# Aim of the exercise:
Work out how many lines hold "type". Give the number and nothing else.

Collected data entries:
Begin

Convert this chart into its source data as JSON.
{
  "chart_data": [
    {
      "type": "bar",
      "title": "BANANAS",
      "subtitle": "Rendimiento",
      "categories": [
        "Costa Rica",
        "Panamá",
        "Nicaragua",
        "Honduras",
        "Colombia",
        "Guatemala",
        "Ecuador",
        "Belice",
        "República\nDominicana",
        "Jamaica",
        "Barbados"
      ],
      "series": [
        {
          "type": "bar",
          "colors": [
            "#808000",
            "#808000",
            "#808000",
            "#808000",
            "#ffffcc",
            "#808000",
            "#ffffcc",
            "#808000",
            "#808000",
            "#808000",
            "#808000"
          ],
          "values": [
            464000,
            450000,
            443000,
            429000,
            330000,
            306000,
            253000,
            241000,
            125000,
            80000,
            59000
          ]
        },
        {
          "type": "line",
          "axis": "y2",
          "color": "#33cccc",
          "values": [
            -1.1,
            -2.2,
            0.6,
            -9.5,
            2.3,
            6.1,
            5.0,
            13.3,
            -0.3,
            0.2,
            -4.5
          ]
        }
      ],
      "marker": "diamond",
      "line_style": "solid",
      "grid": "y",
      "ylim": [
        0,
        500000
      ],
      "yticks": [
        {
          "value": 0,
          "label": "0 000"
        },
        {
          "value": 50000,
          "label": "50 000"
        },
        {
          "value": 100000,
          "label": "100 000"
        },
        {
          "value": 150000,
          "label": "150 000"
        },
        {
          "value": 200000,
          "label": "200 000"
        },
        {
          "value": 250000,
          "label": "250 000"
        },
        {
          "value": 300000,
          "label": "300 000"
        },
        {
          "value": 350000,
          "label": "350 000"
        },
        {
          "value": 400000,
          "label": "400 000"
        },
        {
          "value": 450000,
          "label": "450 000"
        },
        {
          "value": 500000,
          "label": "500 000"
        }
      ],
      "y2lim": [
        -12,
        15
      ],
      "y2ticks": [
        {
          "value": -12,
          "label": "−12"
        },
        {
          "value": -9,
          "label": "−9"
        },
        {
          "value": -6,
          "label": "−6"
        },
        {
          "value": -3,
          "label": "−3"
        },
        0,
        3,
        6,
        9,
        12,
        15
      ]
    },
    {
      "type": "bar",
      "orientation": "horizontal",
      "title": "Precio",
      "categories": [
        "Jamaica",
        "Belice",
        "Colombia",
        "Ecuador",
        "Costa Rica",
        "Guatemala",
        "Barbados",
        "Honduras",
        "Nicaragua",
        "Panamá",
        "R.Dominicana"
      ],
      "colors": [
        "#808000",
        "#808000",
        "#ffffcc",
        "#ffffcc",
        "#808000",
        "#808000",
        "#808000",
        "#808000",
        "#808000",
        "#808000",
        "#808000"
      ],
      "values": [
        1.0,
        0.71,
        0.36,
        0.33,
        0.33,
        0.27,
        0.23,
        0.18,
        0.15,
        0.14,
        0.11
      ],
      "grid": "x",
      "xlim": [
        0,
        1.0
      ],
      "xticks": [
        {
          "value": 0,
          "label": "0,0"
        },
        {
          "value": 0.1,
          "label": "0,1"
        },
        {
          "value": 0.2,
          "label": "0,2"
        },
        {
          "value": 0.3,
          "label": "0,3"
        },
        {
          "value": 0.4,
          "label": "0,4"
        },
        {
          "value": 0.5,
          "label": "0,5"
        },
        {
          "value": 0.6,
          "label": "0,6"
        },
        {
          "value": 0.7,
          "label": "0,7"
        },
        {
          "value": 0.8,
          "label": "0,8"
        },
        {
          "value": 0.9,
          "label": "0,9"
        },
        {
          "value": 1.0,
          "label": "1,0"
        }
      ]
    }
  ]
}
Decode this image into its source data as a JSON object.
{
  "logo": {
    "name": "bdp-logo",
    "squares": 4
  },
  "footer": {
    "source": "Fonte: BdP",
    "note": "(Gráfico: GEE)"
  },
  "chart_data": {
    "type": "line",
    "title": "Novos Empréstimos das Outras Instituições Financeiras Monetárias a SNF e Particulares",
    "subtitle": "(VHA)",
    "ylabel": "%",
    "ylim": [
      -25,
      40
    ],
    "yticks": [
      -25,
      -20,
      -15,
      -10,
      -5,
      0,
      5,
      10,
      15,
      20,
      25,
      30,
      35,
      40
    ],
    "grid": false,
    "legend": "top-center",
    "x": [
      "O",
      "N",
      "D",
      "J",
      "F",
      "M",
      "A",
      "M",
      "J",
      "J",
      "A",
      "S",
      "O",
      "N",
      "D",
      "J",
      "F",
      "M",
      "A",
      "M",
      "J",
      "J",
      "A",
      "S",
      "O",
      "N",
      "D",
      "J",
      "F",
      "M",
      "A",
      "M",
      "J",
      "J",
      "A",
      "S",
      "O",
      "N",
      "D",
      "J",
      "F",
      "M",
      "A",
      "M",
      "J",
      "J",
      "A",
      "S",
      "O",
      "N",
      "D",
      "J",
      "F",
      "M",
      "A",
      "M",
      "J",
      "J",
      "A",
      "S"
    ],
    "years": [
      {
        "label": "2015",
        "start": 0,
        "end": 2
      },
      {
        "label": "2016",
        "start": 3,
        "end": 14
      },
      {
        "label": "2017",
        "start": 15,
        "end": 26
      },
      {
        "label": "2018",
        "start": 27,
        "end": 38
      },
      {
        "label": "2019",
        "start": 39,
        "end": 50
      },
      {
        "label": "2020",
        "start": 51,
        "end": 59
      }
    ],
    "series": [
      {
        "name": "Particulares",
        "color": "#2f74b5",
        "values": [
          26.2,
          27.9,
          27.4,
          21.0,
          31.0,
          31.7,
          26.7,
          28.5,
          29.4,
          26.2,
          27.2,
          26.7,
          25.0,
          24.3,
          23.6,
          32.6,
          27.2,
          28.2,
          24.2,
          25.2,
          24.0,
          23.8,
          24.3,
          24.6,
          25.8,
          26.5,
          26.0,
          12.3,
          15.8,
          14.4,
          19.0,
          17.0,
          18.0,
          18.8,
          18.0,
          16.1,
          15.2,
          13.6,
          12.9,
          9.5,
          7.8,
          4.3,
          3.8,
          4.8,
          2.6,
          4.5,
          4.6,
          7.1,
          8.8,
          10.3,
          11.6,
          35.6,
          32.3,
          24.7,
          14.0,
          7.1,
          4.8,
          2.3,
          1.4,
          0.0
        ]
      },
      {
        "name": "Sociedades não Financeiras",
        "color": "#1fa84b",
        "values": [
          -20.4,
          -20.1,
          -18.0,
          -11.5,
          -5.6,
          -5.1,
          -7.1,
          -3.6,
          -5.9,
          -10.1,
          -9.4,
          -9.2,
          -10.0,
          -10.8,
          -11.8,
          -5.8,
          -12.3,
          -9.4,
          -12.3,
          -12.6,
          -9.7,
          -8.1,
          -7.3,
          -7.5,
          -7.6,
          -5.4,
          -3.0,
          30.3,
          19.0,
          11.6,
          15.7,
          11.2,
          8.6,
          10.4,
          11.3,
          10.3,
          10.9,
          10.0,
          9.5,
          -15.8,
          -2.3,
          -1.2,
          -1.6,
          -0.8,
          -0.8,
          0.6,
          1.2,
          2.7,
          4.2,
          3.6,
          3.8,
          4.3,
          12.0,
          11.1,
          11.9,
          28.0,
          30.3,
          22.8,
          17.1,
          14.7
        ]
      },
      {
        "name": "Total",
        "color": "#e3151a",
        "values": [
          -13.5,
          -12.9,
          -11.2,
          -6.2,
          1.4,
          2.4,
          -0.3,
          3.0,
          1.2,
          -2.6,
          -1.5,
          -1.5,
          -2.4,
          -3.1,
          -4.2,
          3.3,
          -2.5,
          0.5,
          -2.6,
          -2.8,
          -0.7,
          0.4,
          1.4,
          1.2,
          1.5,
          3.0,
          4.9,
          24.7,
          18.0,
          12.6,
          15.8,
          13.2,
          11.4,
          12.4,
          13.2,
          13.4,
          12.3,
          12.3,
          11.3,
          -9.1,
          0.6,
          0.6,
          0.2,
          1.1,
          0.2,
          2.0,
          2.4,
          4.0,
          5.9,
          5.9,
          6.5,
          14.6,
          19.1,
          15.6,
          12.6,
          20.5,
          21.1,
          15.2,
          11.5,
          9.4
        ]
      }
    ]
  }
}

End

# Result for this task:
5